- [Problem to work on]:
Search the entries below. Return every line that has "title" in it.

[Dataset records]
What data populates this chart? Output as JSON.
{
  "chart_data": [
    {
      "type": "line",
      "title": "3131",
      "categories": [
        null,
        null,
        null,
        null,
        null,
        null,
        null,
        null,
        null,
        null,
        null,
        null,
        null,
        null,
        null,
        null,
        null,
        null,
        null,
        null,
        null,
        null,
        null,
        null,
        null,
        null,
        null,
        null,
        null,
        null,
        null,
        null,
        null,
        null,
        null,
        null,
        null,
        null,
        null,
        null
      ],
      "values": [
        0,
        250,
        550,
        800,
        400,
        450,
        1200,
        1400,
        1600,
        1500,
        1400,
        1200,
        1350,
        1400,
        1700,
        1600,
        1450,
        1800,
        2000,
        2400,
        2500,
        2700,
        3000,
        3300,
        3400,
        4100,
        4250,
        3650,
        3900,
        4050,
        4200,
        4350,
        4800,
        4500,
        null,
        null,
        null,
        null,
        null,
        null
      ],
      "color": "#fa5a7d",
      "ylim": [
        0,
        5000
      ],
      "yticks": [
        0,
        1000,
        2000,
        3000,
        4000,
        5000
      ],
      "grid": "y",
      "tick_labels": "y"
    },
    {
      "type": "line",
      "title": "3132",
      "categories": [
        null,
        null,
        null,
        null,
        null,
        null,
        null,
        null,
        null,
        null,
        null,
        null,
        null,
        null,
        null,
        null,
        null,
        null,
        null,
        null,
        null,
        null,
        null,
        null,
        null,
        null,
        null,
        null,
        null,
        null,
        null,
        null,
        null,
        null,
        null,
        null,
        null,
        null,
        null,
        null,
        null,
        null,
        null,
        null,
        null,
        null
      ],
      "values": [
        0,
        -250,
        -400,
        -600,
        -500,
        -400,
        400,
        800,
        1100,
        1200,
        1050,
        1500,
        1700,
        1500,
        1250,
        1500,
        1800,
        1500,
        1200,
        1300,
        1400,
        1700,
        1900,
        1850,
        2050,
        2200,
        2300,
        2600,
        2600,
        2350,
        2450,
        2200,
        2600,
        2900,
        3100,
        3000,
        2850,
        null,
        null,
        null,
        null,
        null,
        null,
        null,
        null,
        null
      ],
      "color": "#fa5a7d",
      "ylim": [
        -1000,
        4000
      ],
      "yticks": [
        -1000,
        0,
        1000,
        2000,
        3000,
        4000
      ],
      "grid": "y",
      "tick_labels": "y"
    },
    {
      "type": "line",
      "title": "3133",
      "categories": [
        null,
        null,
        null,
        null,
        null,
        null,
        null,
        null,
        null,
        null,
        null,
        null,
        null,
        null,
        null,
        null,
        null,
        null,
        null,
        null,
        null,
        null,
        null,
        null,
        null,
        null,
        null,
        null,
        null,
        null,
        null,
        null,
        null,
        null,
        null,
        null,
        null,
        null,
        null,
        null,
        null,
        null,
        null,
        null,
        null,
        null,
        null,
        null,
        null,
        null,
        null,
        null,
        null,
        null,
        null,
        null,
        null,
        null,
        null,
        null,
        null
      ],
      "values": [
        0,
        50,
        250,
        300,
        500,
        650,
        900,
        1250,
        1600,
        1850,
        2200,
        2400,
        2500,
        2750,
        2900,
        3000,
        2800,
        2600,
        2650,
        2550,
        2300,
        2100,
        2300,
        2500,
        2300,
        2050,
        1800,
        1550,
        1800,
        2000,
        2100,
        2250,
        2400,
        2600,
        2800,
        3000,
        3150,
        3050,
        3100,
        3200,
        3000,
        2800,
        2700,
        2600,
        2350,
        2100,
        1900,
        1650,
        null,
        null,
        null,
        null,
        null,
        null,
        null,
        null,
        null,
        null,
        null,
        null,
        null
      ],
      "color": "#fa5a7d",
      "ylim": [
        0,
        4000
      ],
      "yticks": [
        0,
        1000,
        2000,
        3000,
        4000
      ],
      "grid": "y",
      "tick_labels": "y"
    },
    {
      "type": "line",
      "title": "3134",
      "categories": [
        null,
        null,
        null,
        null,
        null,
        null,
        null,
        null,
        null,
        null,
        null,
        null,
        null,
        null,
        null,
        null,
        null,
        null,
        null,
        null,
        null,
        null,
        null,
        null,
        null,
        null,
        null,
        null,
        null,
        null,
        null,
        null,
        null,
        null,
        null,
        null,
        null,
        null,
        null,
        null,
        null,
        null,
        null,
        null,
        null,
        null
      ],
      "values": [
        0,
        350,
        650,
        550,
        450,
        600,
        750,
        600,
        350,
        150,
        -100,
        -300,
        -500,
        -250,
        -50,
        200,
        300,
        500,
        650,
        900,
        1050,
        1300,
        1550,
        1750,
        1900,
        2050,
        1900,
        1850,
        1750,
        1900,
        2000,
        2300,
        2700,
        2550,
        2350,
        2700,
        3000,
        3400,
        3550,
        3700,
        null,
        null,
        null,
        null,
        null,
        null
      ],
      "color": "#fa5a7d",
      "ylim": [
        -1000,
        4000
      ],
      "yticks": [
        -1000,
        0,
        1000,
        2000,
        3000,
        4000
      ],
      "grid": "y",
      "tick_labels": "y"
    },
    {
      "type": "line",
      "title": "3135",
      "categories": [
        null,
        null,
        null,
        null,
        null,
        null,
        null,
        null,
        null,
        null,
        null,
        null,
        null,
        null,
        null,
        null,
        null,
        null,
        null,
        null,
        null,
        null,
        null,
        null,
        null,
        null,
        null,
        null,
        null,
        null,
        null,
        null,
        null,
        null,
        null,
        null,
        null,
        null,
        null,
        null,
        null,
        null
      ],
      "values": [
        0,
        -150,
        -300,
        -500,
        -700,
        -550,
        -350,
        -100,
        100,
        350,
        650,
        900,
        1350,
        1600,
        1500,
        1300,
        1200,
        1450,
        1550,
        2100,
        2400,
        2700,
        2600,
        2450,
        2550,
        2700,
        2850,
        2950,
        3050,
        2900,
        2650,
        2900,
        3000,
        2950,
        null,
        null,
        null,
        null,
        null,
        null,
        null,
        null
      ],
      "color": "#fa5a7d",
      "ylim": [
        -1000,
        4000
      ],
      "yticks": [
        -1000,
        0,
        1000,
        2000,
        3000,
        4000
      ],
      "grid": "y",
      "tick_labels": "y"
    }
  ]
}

- [Response to the exercise]:
      "title": "3131",
      "title": "3132",
      "title": "3133",
      "title": "3134",
      "title": "3135",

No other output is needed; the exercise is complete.